## What is expected
Print, exactly and completely, every entry in the data.
·····
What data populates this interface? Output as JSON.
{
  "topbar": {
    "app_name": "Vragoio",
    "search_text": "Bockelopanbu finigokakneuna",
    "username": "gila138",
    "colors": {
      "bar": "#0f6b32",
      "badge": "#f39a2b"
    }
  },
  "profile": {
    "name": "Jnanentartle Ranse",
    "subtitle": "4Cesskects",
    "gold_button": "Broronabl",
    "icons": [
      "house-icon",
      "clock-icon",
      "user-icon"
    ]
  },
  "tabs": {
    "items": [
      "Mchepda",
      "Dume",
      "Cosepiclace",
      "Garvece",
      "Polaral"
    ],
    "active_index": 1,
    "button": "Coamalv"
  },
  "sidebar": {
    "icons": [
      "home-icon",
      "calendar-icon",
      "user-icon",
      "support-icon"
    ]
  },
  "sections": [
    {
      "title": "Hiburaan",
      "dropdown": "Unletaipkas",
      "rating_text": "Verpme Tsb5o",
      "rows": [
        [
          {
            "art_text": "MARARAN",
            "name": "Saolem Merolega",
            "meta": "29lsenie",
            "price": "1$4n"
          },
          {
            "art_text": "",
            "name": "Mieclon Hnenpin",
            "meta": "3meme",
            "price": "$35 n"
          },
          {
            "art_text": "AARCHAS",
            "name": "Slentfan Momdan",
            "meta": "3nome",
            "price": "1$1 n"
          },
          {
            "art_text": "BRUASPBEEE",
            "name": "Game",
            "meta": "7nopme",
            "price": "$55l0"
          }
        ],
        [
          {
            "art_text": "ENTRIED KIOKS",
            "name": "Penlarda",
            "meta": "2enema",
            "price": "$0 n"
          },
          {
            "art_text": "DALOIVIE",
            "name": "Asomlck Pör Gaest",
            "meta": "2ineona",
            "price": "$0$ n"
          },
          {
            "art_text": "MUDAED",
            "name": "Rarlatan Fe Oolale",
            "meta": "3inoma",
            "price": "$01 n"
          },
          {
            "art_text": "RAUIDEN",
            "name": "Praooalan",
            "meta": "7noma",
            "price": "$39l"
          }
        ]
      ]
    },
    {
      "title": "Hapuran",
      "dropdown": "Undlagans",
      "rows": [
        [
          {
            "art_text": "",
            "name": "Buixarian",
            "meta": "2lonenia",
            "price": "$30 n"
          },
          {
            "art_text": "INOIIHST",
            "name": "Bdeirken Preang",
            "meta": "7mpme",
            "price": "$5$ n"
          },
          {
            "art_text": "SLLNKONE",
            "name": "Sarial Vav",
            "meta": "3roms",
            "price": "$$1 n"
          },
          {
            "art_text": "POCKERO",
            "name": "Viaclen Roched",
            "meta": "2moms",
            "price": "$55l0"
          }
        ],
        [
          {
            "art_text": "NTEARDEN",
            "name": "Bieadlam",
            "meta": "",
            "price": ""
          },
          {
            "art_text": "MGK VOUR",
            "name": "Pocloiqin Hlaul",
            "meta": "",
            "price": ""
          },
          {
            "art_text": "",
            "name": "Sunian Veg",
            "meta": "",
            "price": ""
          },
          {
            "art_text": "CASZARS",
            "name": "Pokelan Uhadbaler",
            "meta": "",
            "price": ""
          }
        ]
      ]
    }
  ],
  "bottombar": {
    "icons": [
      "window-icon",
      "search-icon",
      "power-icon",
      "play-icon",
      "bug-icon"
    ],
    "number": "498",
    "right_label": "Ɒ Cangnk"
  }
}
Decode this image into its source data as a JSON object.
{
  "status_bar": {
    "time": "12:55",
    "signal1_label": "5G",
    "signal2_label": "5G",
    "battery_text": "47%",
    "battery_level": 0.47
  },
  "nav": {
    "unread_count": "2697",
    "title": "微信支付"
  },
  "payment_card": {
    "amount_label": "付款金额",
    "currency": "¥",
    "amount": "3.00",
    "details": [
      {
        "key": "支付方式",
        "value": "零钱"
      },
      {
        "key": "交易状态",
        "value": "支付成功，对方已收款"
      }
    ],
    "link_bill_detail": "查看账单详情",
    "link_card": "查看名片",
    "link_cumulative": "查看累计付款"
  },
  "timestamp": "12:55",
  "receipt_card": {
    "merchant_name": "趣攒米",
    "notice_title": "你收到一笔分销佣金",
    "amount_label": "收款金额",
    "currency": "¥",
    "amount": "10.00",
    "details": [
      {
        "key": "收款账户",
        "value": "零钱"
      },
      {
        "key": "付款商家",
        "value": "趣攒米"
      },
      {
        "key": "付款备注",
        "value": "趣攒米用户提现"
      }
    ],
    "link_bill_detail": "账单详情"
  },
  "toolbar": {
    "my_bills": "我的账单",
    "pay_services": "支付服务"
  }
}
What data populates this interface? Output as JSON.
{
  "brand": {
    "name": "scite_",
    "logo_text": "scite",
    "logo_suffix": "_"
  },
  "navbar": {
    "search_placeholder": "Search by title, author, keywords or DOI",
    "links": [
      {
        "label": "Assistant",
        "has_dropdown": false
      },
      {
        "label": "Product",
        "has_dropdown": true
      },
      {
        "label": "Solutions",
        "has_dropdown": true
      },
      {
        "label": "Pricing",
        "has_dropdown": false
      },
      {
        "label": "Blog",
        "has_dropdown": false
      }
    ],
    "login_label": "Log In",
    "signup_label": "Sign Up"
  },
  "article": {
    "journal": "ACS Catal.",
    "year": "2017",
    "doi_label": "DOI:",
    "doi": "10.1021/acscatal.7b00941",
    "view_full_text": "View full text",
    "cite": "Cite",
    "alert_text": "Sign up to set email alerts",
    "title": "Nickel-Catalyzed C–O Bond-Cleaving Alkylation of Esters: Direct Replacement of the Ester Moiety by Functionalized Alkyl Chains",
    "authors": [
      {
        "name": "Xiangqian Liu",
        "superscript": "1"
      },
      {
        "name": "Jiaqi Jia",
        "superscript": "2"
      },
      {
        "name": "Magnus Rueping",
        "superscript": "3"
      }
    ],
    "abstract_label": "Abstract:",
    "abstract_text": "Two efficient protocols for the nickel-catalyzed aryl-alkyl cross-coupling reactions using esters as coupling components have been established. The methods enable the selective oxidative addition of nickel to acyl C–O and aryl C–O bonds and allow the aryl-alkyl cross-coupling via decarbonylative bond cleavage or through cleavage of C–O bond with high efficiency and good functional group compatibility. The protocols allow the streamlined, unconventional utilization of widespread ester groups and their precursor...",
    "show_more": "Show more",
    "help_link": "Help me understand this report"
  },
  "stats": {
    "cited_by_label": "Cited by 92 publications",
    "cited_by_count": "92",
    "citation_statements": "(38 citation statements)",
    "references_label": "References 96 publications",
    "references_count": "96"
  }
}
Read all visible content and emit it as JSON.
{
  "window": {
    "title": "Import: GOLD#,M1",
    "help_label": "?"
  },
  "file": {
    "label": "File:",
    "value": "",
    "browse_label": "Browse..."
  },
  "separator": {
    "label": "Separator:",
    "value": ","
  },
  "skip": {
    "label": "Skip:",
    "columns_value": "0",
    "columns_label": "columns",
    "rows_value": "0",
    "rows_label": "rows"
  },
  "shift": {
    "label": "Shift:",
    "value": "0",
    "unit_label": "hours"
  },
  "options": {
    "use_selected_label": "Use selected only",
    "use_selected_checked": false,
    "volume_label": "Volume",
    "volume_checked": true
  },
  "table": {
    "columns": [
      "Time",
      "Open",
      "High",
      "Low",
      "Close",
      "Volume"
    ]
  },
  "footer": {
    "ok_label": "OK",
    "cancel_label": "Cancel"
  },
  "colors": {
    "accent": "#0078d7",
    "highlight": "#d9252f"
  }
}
·····
## Answer to the task
What data populates this interface? Output as JSON.
{
  "topbar": {
    "app_name": "Vragoio",
    "search_text": "Bockelopanbu finigokakneuna",
    "username": "gila138",
    "colors": {
      "bar": "#0f6b32",
      "badge": "#f39a2b"
    }
  },
  "profile": {
    "name": "Jnanentartle Ranse",
    "subtitle": "4Cesskects",
    "gold_button": "Broronabl",
    "icons": [
      "house-icon",
      "clock-icon",
      "user-icon"
    ]
  },
  "tabs": {
    "items": [
      "Mchepda",
      "Dume",
      "Cosepiclace",
      "Garvece",
      "Polaral"
    ],
    "active_index": 1,
    "button": "Coamalv"
  },
  "sidebar": {
    "icons": [
      "home-icon",
      "calendar-icon",
      "user-icon",
      "support-icon"
    ]
  },
  "sections": [
    {
      "title": "Hiburaan",
      "dropdown": "Unletaipkas",
      "rating_text": "Verpme Tsb5o",
      "rows": [
        [
          {
            "art_text": "MARARAN",
            "name": "Saolem Merolega",
            "meta": "29lsenie",
            "price": "1$4n"
          },
          {
            "art_text": "",
            "name": "Mieclon Hnenpin",
            "meta": "3meme",
            "price": "$35 n"
          },
          {
            "art_text": "AARCHAS",
            "name": "Slentfan Momdan",
            "meta": "3nome",
            "price": "1$1 n"
          },
          {
            "art_text": "BRUASPBEEE",
            "name": "Game",
            "meta": "7nopme",
            "price": "$55l0"
          }
        ],
        [
          {
            "art_text": "ENTRIED KIOKS",
            "name": "Penlarda",
            "meta": "2enema",
            "price": "$0 n"
          },
          {
            "art_text": "DALOIVIE",
            "name": "Asomlck Pör Gaest",
            "meta": "2ineona",
            "price": "$0$ n"
          },
          {
            "art_text": "MUDAED",
            "name": "Rarlatan Fe Oolale",
            "meta": "3inoma",
            "price": "$01 n"
          },
          {
            "art_text": "RAUIDEN",
            "name": "Praooalan",
            "meta": "7noma",
            "price": "$39l"
          }
        ]
      ]
    },
    {
      "title": "Hapuran",
      "dropdown": "Undlagans",
      "rows": [
        [
          {
            "art_text": "",
            "name": "Buixarian",
            "meta": "2lonenia",
            "price": "$30 n"
          },
          {
            "art_text": "INOIIHST",
            "name": "Bdeirken Preang",
            "meta": "7mpme",
            "price": "$5$ n"
          },
          {
            "art_text": "SLLNKONE",
            "name": "Sarial Vav",
            "meta": "3roms",
            "price": "$$1 n"
          },
          {
            "art_text": "POCKERO",
            "name": "Viaclen Roched",
            "meta": "2moms",
            "price": "$55l0"
          }
        ],
        [
          {
            "art_text": "NTEARDEN",
            "name": "Bieadlam",
            "meta": "",
            "price": ""
          },
          {
            "art_text": "MGK VOUR",
            "name": "Pocloiqin Hlaul",
            "meta": "",
            "price": ""
          },
          {
            "art_text": "",
            "name": "Sunian Veg",
            "meta": "",
            "price": ""
          },
          {
            "art_text": "CASZARS",
            "name": "Pokelan Uhadbaler",
            "meta": "",
            "price": ""
          }
        ]
      ]
    }
  ],
  "bottombar": {
    "icons": [
      "window-icon",
      "search-icon",
      "power-icon",
      "play-icon",
      "bug-icon"
    ],
    "number": "498",
    "right_label": "Ɒ Cangnk"
  }
}
Decode this image into its source data as a JSON object.
{
  "status_bar": {
    "time": "12:55",
    "signal1_label": "5G",
    "signal2_label": "5G",
    "battery_text": "47%",
    "battery_level": 0.47
  },
  "nav": {
    "unread_count": "2697",
    "title": "微信支付"
  },
  "payment_card": {
    "amount_label": "付款金额",
    "currency": "¥",
    "amount": "3.00",
    "details": [
      {
        "key": "支付方式",
        "value": "零钱"
      },
      {
        "key": "交易状态",
        "value": "支付成功，对方已收款"
      }
    ],
    "link_bill_detail": "查看账单详情",
    "link_card": "查看名片",
    "link_cumulative": "查看累计付款"
  },
  "timestamp": "12:55",
  "receipt_card": {
    "merchant_name": "趣攒米",
    "notice_title": "你收到一笔分销佣金",
    "amount_label": "收款金额",
    "currency": "¥",
    "amount": "10.00",
    "details": [
      {
        "key": "收款账户",
        "value": "零钱"
      },
      {
        "key": "付款商家",
        "value": "趣攒米"
      },
      {
        "key": "付款备注",
        "value": "趣攒米用户提现"
      }
    ],
    "link_bill_detail": "账单详情"
  },
  "toolbar": {
    "my_bills": "我的账单",
    "pay_services": "支付服务"
  }
}
What data populates this interface? Output as JSON.
{
  "brand": {
    "name": "scite_",
    "logo_text": "scite",
    "logo_suffix": "_"
  },
  "navbar": {
    "search_placeholder": "Search by title, author, keywords or DOI",
    "links": [
      {
        "label": "Assistant",
        "has_dropdown": false
      },
      {
        "label": "Product",
        "has_dropdown": true
      },
      {
        "label": "Solutions",
        "has_dropdown": true
      },
      {
        "label": "Pricing",
        "has_dropdown": false
      },
      {
        "label": "Blog",
        "has_dropdown": false
      }
    ],
    "login_label": "Log In",
    "signup_label": "Sign Up"
  },
  "article": {
    "journal": "ACS Catal.",
    "year": "2017",
    "doi_label": "DOI:",
    "doi": "10.1021/acscatal.7b00941",
    "view_full_text": "View full text",
    "cite": "Cite",
    "alert_text": "Sign up to set email alerts",
    "title": "Nickel-Catalyzed C–O Bond-Cleaving Alkylation of Esters: Direct Replacement of the Ester Moiety by Functionalized Alkyl Chains",
    "authors": [
      {
        "name": "Xiangqian Liu",
        "superscript": "1"
      },
      {
        "name": "Jiaqi Jia",
        "superscript": "2"
      },
      {
        "name": "Magnus Rueping",
        "superscript": "3"
      }
    ],
    "abstract_label": "Abstract:",
    "abstract_text": "Two efficient protocols for the nickel-catalyzed aryl-alkyl cross-coupling reactions using esters as coupling components have been established. The methods enable the selective oxidative addition of nickel to acyl C–O and aryl C–O bonds and allow the aryl-alkyl cross-coupling via decarbonylative bond cleavage or through cleavage of C–O bond with high efficiency and good functional group compatibility. The protocols allow the streamlined, unconventional utilization of widespread ester groups and their precursor...",
    "show_more": "Show more",
    "help_link": "Help me understand this report"
  },
  "stats": {
    "cited_by_label": "Cited by 92 publications",
    "cited_by_count": "92",
    "citation_statements": "(38 citation statements)",
    "references_label": "References 96 publications",
    "references_count": "96"
  }
}
Read all visible content and emit it as JSON.
{
  "window": {
    "title": "Import: GOLD#,M1",
    "help_label": "?"
  },
  "file": {
    "label": "File:",
    "value": "",
    "browse_label": "Browse..."
  },
  "separator": {
    "label": "Separator:",
    "value": ","
  },
  "skip": {
    "label": "Skip:",
    "columns_value": "0",
    "columns_label": "columns",
    "rows_value": "0",
    "rows_label": "rows"
  },
  "shift": {
    "label": "Shift:",
    "value": "0",
    "unit_label": "hours"
  },
  "options": {
    "use_selected_label": "Use selected only",
    "use_selected_checked": false,
    "volume_label": "Volume",
    "volume_checked": true
  },
  "table": {
    "columns": [
      "Time",
      "Open",
      "High",
      "Low",
      "Close",
      "Volume"
    ]
  },
  "footer": {
    "ok_label": "OK",
    "cancel_label": "Cancel"
  },
  "colors": {
    "accent": "#0078d7",
    "highlight": "#d9252f"
  }
}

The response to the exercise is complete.